[Start MATERIAL SHOWN]

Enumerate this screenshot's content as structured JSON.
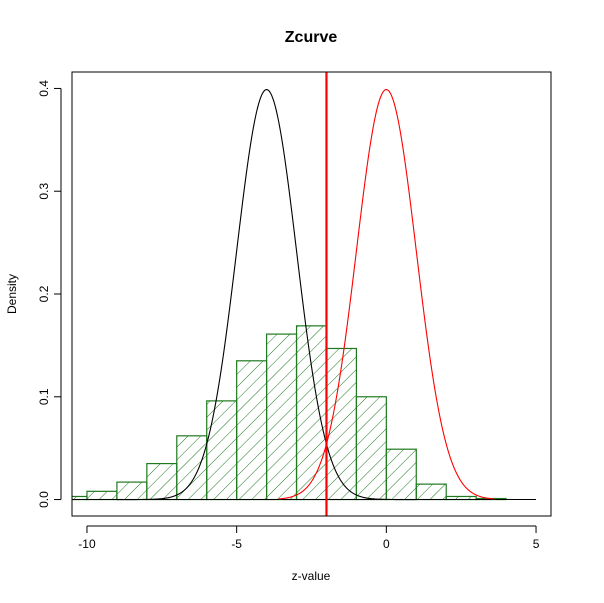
{
  "chart_data": {
    "type": "bar",
    "title": "Zcurve",
    "xlabel": "z-value",
    "ylabel": "Density",
    "xlim": [
      -10.5,
      5.5
    ],
    "ylim": [
      -0.016,
      0.416
    ],
    "xticks": [
      "-10",
      "-5",
      "0",
      "5"
    ],
    "xtick_values": [
      -10,
      -5,
      0,
      5
    ],
    "yticks": [
      "0.0",
      "0.1",
      "0.2",
      "0.3",
      "0.4"
    ],
    "ytick_values": [
      0,
      0.1,
      0.2,
      0.3,
      0.4
    ],
    "grid": false,
    "histogram": {
      "bin_width": 1,
      "bin_starts": [
        -11,
        -10,
        -9,
        -8,
        -7,
        -6,
        -5,
        -4,
        -3,
        -2,
        -1,
        0,
        1,
        2,
        3
      ],
      "values": [
        0.003,
        0.008,
        0.017,
        0.035,
        0.062,
        0.096,
        0.135,
        0.161,
        0.169,
        0.147,
        0.1,
        0.049,
        0.015,
        0.003,
        0.001
      ],
      "border_color": "#1f7a1f",
      "hatch_color": "#1f7a1f"
    },
    "curves": [
      {
        "mean": -4,
        "sd": 1,
        "color": "#000000",
        "range": [
          -9,
          1
        ]
      },
      {
        "mean": 0,
        "sd": 1,
        "color": "#ff0000",
        "range": [
          -3.6,
          3.6
        ]
      }
    ],
    "baseline": {
      "from": -10.5,
      "to": 5,
      "color": "#000000"
    },
    "vline": {
      "x": -2,
      "color": "#ff0000"
    }
  }
}
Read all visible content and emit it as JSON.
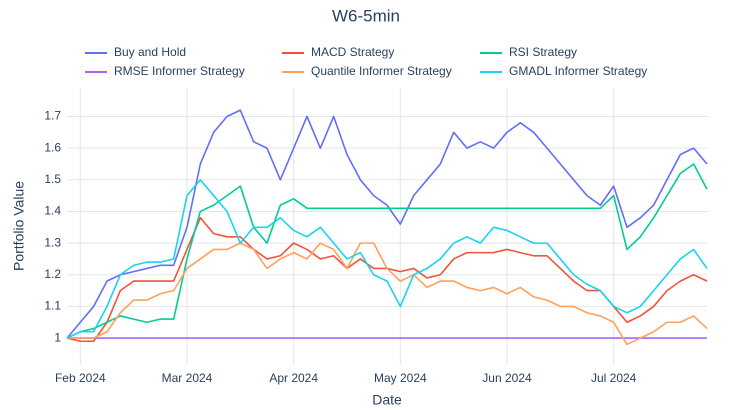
{
  "chart_data": {
    "type": "line",
    "title": "W6-5min",
    "x_label": "Date",
    "y_label": "Portfolio Value",
    "categories": [
      null,
      "Feb 2024",
      null,
      null,
      null,
      null,
      null,
      null,
      null,
      "Mar 2024",
      null,
      null,
      null,
      null,
      null,
      null,
      null,
      "Apr 2024",
      null,
      null,
      null,
      null,
      null,
      null,
      null,
      "May 2024",
      null,
      null,
      null,
      null,
      null,
      null,
      null,
      "Jun 2024",
      null,
      null,
      null,
      null,
      null,
      null,
      null,
      "Jul 2024",
      null,
      null,
      null,
      null,
      null,
      null,
      null
    ],
    "ylim": [
      0.915,
      1.79
    ],
    "yticks": [
      1,
      1.1,
      1.2,
      1.3,
      1.4,
      1.5,
      1.6,
      1.7
    ],
    "grid": true,
    "legend": "top",
    "series": [
      {
        "name": "Buy and Hold",
        "color": "#636efa",
        "values": [
          1.0,
          1.05,
          1.1,
          1.18,
          1.2,
          1.21,
          1.22,
          1.23,
          1.23,
          1.35,
          1.55,
          1.65,
          1.7,
          1.72,
          1.62,
          1.6,
          1.5,
          1.6,
          1.7,
          1.6,
          1.7,
          1.58,
          1.5,
          1.45,
          1.42,
          1.36,
          1.45,
          1.5,
          1.55,
          1.65,
          1.6,
          1.62,
          1.6,
          1.65,
          1.68,
          1.65,
          1.6,
          1.55,
          1.5,
          1.45,
          1.42,
          1.48,
          1.35,
          1.38,
          1.42,
          1.5,
          1.58,
          1.6,
          1.55
        ]
      },
      {
        "name": "MACD Strategy",
        "color": "#EF553B",
        "values": [
          1.0,
          0.99,
          0.99,
          1.05,
          1.15,
          1.18,
          1.18,
          1.18,
          1.18,
          1.28,
          1.38,
          1.33,
          1.32,
          1.32,
          1.28,
          1.25,
          1.26,
          1.3,
          1.28,
          1.25,
          1.26,
          1.22,
          1.25,
          1.22,
          1.22,
          1.21,
          1.22,
          1.19,
          1.2,
          1.25,
          1.27,
          1.27,
          1.27,
          1.28,
          1.27,
          1.26,
          1.26,
          1.22,
          1.18,
          1.15,
          1.15,
          1.1,
          1.05,
          1.07,
          1.1,
          1.15,
          1.18,
          1.2,
          1.18
        ]
      },
      {
        "name": "RSI Strategy",
        "color": "#00cc96",
        "values": [
          1.0,
          1.02,
          1.03,
          1.05,
          1.07,
          1.06,
          1.05,
          1.06,
          1.06,
          1.25,
          1.4,
          1.42,
          1.45,
          1.48,
          1.35,
          1.3,
          1.42,
          1.44,
          1.41,
          1.41,
          1.41,
          1.41,
          1.41,
          1.41,
          1.41,
          1.41,
          1.41,
          1.41,
          1.41,
          1.41,
          1.41,
          1.41,
          1.41,
          1.41,
          1.41,
          1.41,
          1.41,
          1.41,
          1.41,
          1.41,
          1.41,
          1.45,
          1.28,
          1.32,
          1.38,
          1.45,
          1.52,
          1.55,
          1.47
        ]
      },
      {
        "name": "RMSE Informer Strategy",
        "color": "#ab63fa",
        "values": [
          1.0,
          1.0,
          1.0,
          1.0,
          1.0,
          1.0,
          1.0,
          1.0,
          1.0,
          1.0,
          1.0,
          1.0,
          1.0,
          1.0,
          1.0,
          1.0,
          1.0,
          1.0,
          1.0,
          1.0,
          1.0,
          1.0,
          1.0,
          1.0,
          1.0,
          1.0,
          1.0,
          1.0,
          1.0,
          1.0,
          1.0,
          1.0,
          1.0,
          1.0,
          1.0,
          1.0,
          1.0,
          1.0,
          1.0,
          1.0,
          1.0,
          1.0,
          1.0,
          1.0,
          1.0,
          1.0,
          1.0,
          1.0,
          1.0
        ]
      },
      {
        "name": "Quantile Informer Strategy",
        "color": "#FFA15A",
        "values": [
          1.0,
          1.0,
          1.0,
          1.02,
          1.08,
          1.12,
          1.12,
          1.14,
          1.15,
          1.22,
          1.25,
          1.28,
          1.28,
          1.3,
          1.28,
          1.22,
          1.25,
          1.27,
          1.25,
          1.3,
          1.28,
          1.22,
          1.3,
          1.3,
          1.22,
          1.18,
          1.2,
          1.16,
          1.18,
          1.18,
          1.16,
          1.15,
          1.16,
          1.14,
          1.16,
          1.13,
          1.12,
          1.1,
          1.1,
          1.08,
          1.07,
          1.05,
          0.98,
          1.0,
          1.02,
          1.05,
          1.05,
          1.07,
          1.03
        ]
      },
      {
        "name": "GMADL Informer Strategy",
        "color": "#19d3f3",
        "values": [
          1.0,
          1.02,
          1.02,
          1.1,
          1.2,
          1.23,
          1.24,
          1.24,
          1.25,
          1.45,
          1.5,
          1.45,
          1.4,
          1.3,
          1.35,
          1.35,
          1.38,
          1.34,
          1.32,
          1.35,
          1.3,
          1.25,
          1.27,
          1.2,
          1.18,
          1.1,
          1.2,
          1.22,
          1.25,
          1.3,
          1.32,
          1.3,
          1.35,
          1.34,
          1.32,
          1.3,
          1.3,
          1.25,
          1.2,
          1.17,
          1.15,
          1.1,
          1.08,
          1.1,
          1.15,
          1.2,
          1.25,
          1.28,
          1.22
        ]
      }
    ]
  }
}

[End MATERIAL SHOWN]

AIM OF THE TASK
Take every line that includes the string "Informer" and copy it.

ANSWER FOR THE TASK
        "name": "RMSE Informer Strategy",
        "name": "Quantile Informer Strategy",
        "name": "GMADL Informer Strategy",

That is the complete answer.